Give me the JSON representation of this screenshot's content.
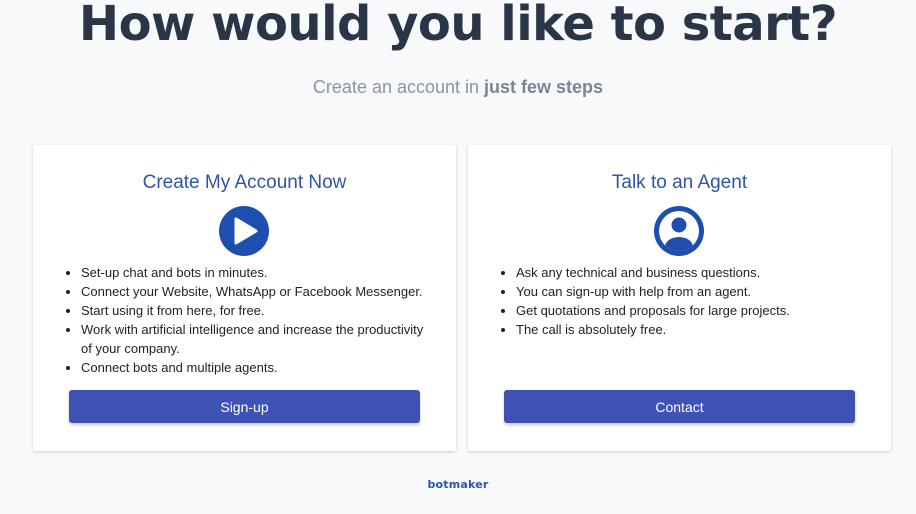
{
  "header": {
    "title": "How would you like to start?",
    "subtitle_prefix": "Create an account in ",
    "subtitle_emphasis": "just few steps"
  },
  "cards": [
    {
      "title": "Create My Account Now",
      "icon": "play-icon",
      "items": [
        "Set-up chat and bots in minutes.",
        "Connect your Website, WhatsApp or Facebook Messenger.",
        "Start using it from here, for free.",
        "Work with artificial intelligence and increase the productivity of your company.",
        "Connect bots and multiple agents."
      ],
      "button_label": "Sign-up"
    },
    {
      "title": "Talk to an Agent",
      "icon": "user-icon",
      "items": [
        "Ask any technical and business questions.",
        "You can sign-up with help from an agent.",
        "Get quotations and proposals for large projects.",
        "The call is absolutely free."
      ],
      "button_label": "Contact"
    }
  ],
  "footer": {
    "logo_text": "botmaker"
  },
  "colors": {
    "accent": "#3f51b5",
    "title_blue": "#2f54a8",
    "icon_blue": "#1e4fb0",
    "headline": "#2a3547",
    "background": "#f8f9fb"
  }
}
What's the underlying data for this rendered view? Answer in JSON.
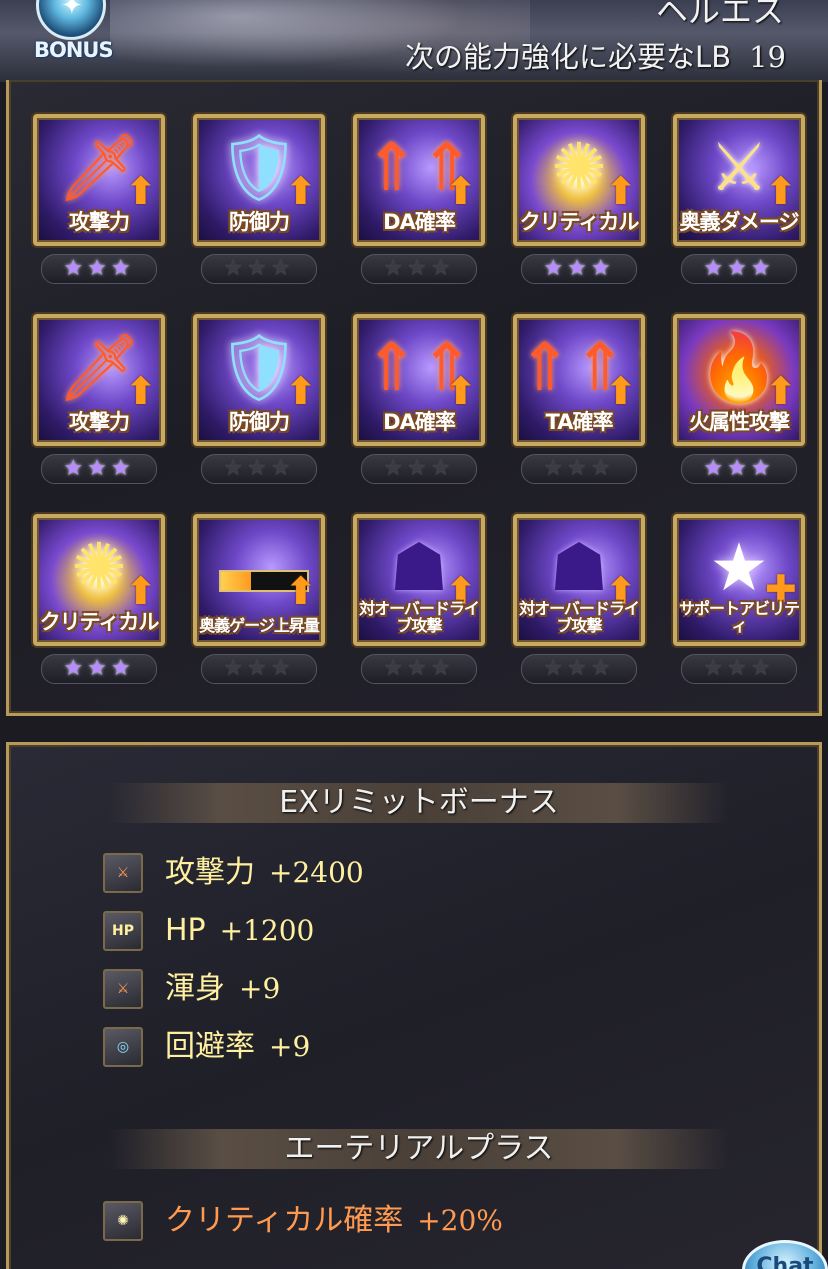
{
  "header": {
    "bonus_label": "BONUS",
    "character_name": "ヘルエス",
    "next_lb_text": "次の能力強化に必要なLB",
    "next_lb_value": "19"
  },
  "grid": [
    [
      {
        "name": "攻撃力",
        "glyph": "🗡",
        "stars": "★★★",
        "active": true
      },
      {
        "name": "防御力",
        "glyph": "🛡",
        "stars": "★★★",
        "active": false
      },
      {
        "name": "DA確率",
        "glyph": "⇑⇑",
        "stars": "★★★",
        "active": false
      },
      {
        "name": "クリティカル",
        "glyph": "✺",
        "stars": "★★★",
        "active": true
      },
      {
        "name": "奥義ダメージ",
        "glyph": "⚔",
        "stars": "★★★",
        "active": true
      }
    ],
    [
      {
        "name": "攻撃力",
        "glyph": "🗡",
        "stars": "★★★",
        "active": true
      },
      {
        "name": "防御力",
        "glyph": "🛡",
        "stars": "★★★",
        "active": false
      },
      {
        "name": "DA確率",
        "glyph": "⇑⇑",
        "stars": "★★★",
        "active": false
      },
      {
        "name": "TA確率",
        "glyph": "⇑⇑⇑",
        "stars": "★★★",
        "active": false
      },
      {
        "name": "火属性攻撃",
        "glyph": "🔥",
        "stars": "★★★",
        "active": true
      }
    ],
    [
      {
        "name": "クリティカル",
        "glyph": "✺",
        "stars": "★★★",
        "active": true
      },
      {
        "name": "奥義ゲージ上昇量",
        "glyph": "",
        "stars": "★★★",
        "active": false
      },
      {
        "name": "対オーバードライブ攻撃",
        "glyph": "☗",
        "stars": "★★★",
        "active": false
      },
      {
        "name": "対オーバードライブ攻撃",
        "glyph": "☗",
        "stars": "★★★",
        "active": false
      },
      {
        "name": "サポートアビリティ",
        "glyph": "★",
        "stars": "★★★",
        "active": false
      }
    ]
  ],
  "ex_limit_bonus": {
    "title": "EXリミットボーナス",
    "items": [
      {
        "icon": "sword-icon",
        "icon_text": "⚔",
        "name": "攻撃力",
        "value": "+2400"
      },
      {
        "icon": "hp-icon",
        "icon_text": "HP",
        "name": "HP",
        "value": "+1200"
      },
      {
        "icon": "sword-icon",
        "icon_text": "⚔",
        "name": "渾身",
        "value": "+9"
      },
      {
        "icon": "shield-icon",
        "icon_text": "◎",
        "name": "回避率",
        "value": "+9"
      }
    ]
  },
  "ethereal_plus": {
    "title": "エーテリアルプラス",
    "items": [
      {
        "icon": "critical-icon",
        "icon_text": "✺",
        "name": "クリティカル確率",
        "value": "+20%"
      }
    ]
  },
  "chat_button": {
    "label": "Chat"
  }
}
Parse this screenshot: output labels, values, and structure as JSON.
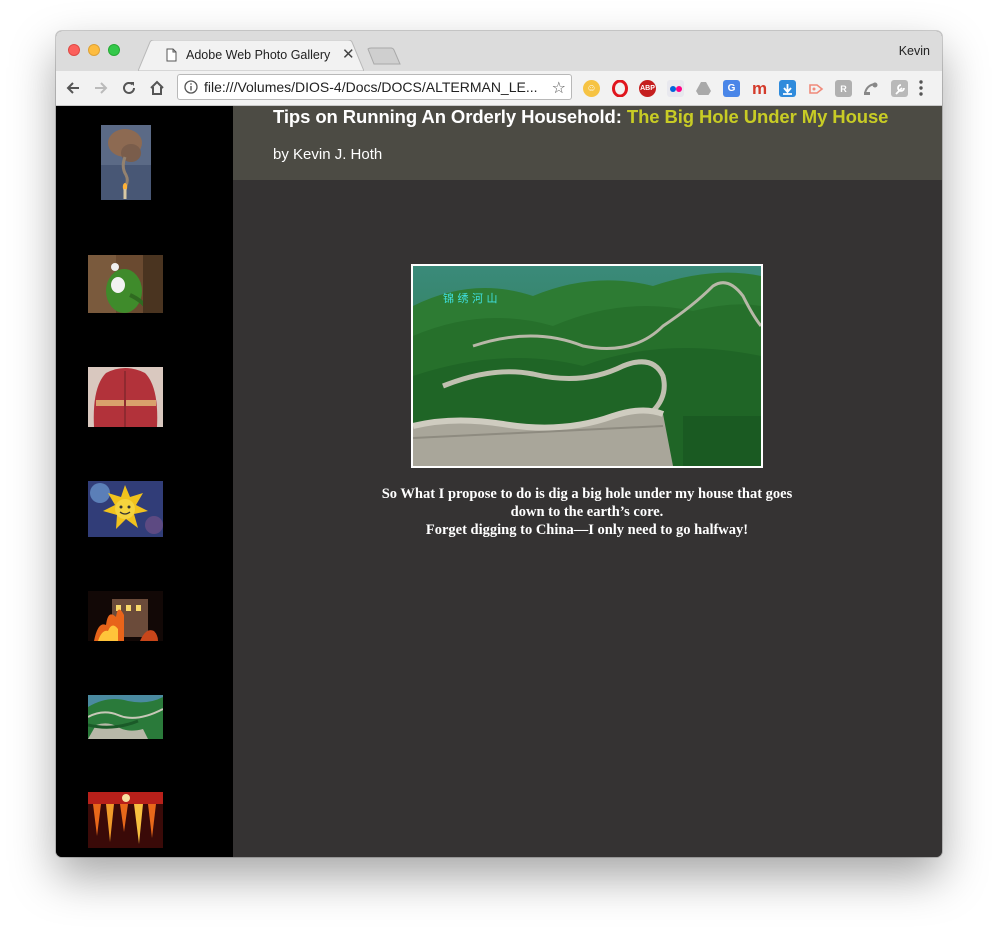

● ● ● ●

● **SHORT PROBLEM**:
Transcribe the records verbatim and omit the images.

● **RESULT OF THIS TASK**:
Give me the JSON representation of this screenshot's content.
{
  "header": {
    "title": "How would you like to start?",
    "subtitle_prefix": "Create an account in ",
    "subtitle_emphasis": "just few steps"
  },
  "cards": [
    {
      "title": "Create My Account Now",
      "icon": "play-icon",
      "items": [
        "Set-up chat and bots in minutes.",
        "Connect your Website, WhatsApp or Facebook Messenger.",
        "Start using it from here, for free.",
        "Work with artificial intelligence and increase the productivity of your company.",
        "Connect bots and multiple agents."
      ],
      "button_label": "Sign-up"
    },
    {
      "title": "Talk to an Agent",
      "icon": "user-icon",
      "items": [
        "Ask any technical and business questions.",
        "You can sign-up with help from an agent.",
        "Get quotations and proposals for large projects.",
        "The call is absolutely free."
      ],
      "button_label": "Contact"
    }
  ],
  "footer": {
    "logo_text": "botmaker"
  },
  "colors": {
    "accent": "#3f51b5",
    "title_blue": "#2f54a8",
    "icon_blue": "#1e4fb0",
    "headline": "#2a3547",
    "background": "#f8f9fb"
  }
}
What's the underlying data for this rendered view? Answer in JSON.
{
  "header": {
    "bonus_label": "BONUS",
    "character_name": "ヘルエス",
    "next_lb_text": "次の能力強化に必要なLB",
    "next_lb_value": "19"
  },
  "grid": [
    [
      {
        "name": "攻撃力",
        "glyph": "🗡",
        "stars": "★★★",
        "active": true
      },
      {
        "name": "防御力",
        "glyph": "🛡",
        "stars": "★★★",
        "active": false
      },
      {
        "name": "DA確率",
        "glyph": "⇑⇑",
        "stars": "★★★",
        "active": false
      },
      {
        "name": "クリティカル",
        "glyph": "✺",
        "stars": "★★★",
        "active": true
      },
      {
        "name": "奥義ダメージ",
        "glyph": "⚔",
        "stars": "★★★",
        "active": true
      }
    ],
    [
      {
        "name": "攻撃力",
        "glyph": "🗡",
        "stars": "★★★",
        "active": true
      },
      {
        "name": "防御力",
        "glyph": "🛡",
        "stars": "★★★",
        "active": false
      },
      {
        "name": "DA確率",
        "glyph": "⇑⇑",
        "stars": "★★★",
        "active": false
      },
      {
        "name": "TA確率",
        "glyph": "⇑⇑⇑",
        "stars": "★★★",
        "active": false
      },
      {
        "name": "火属性攻撃",
        "glyph": "🔥",
        "stars": "★★★",
        "active": true
      }
    ],
    [
      {
        "name": "クリティカル",
        "glyph": "✺",
        "stars": "★★★",
        "active": true
      },
      {
        "name": "奥義ゲージ上昇量",
        "glyph": "",
        "stars": "★★★",
        "active": false
      },
      {
        "name": "対オーバードライブ攻撃",
        "glyph": "☗",
        "stars": "★★★",
        "active": false
      },
      {
        "name": "対オーバードライブ攻撃",
        "glyph": "☗",
        "stars": "★★★",
        "active": false
      },
      {
        "name": "サポートアビリティ",
        "glyph": "★",
        "stars": "★★★",
        "active": false
      }
    ]
  ],
  "ex_limit_bonus": {
    "title": "EXリミットボーナス",
    "items": [
      {
        "icon": "sword-icon",
        "icon_text": "⚔",
        "name": "攻撃力",
        "value": "+2400"
      },
      {
        "icon": "hp-icon",
        "icon_text": "HP",
        "name": "HP",
        "value": "+1200"
      },
      {
        "icon": "sword-icon",
        "icon_text": "⚔",
        "name": "渾身",
        "value": "+9"
      },
      {
        "icon": "shield-icon",
        "icon_text": "◎",
        "name": "回避率",
        "value": "+9"
      }
    ]
  },
  "ethereal_plus": {
    "title": "エーテリアルプラス",
    "items": [
      {
        "icon": "critical-icon",
        "icon_text": "✺",
        "name": "クリティカル確率",
        "value": "+20%"
      }
    ]
  },
  "chat_button": {
    "label": "Chat"
  }
}
Parse this screenshot: output labels, values, and structure as JSON.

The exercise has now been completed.